### Material provided

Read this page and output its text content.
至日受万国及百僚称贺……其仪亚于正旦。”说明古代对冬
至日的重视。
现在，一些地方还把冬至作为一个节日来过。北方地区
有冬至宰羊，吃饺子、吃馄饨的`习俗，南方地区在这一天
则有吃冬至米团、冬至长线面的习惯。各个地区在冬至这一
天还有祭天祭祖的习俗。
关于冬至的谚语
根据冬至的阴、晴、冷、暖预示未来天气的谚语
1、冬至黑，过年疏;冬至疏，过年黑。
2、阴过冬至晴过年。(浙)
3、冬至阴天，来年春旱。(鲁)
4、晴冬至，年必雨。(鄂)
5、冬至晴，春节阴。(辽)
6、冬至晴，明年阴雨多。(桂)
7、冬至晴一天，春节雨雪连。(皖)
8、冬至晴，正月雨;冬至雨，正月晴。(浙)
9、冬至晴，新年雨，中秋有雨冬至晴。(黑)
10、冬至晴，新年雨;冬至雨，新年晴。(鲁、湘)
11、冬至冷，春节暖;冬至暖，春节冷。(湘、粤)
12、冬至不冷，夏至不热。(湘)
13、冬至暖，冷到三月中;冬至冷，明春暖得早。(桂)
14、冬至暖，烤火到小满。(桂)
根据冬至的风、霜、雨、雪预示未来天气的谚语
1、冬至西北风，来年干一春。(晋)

######

Nothing in the data may differ; print all of it exactly as written.

*Solution for this exercise*:
Read this page and output its text content.
至日受万国及百僚称贺……其仪亚于正旦。”说明古代对冬
至日的重视。
现在，一些地方还把冬至作为一个节日来过。北方地区
有冬至宰羊，吃饺子、吃馄饨的`习俗，南方地区在这一天
则有吃冬至米团、冬至长线面的习惯。各个地区在冬至这一
天还有祭天祭祖的习俗。
关于冬至的谚语
根据冬至的阴、晴、冷、暖预示未来天气的谚语
1、冬至黑，过年疏;冬至疏，过年黑。
2、阴过冬至晴过年。(浙)
3、冬至阴天，来年春旱。(鲁)
4、晴冬至，年必雨。(鄂)
5、冬至晴，春节阴。(辽)
6、冬至晴，明年阴雨多。(桂)
7、冬至晴一天，春节雨雪连。(皖)
8、冬至晴，正月雨;冬至雨，正月晴。(浙)
9、冬至晴，新年雨，中秋有雨冬至晴。(黑)
10、冬至晴，新年雨;冬至雨，新年晴。(鲁、湘)
11、冬至冷，春节暖;冬至暖，春节冷。(湘、粤)
12、冬至不冷，夏至不热。(湘)
13、冬至暖，冷到三月中;冬至冷，明春暖得早。(桂)
14、冬至暖，烤火到小满。(桂)
根据冬至的风、霜、雨、雪预示未来天气的谚语
1、冬至西北风，来年干一春。(晋)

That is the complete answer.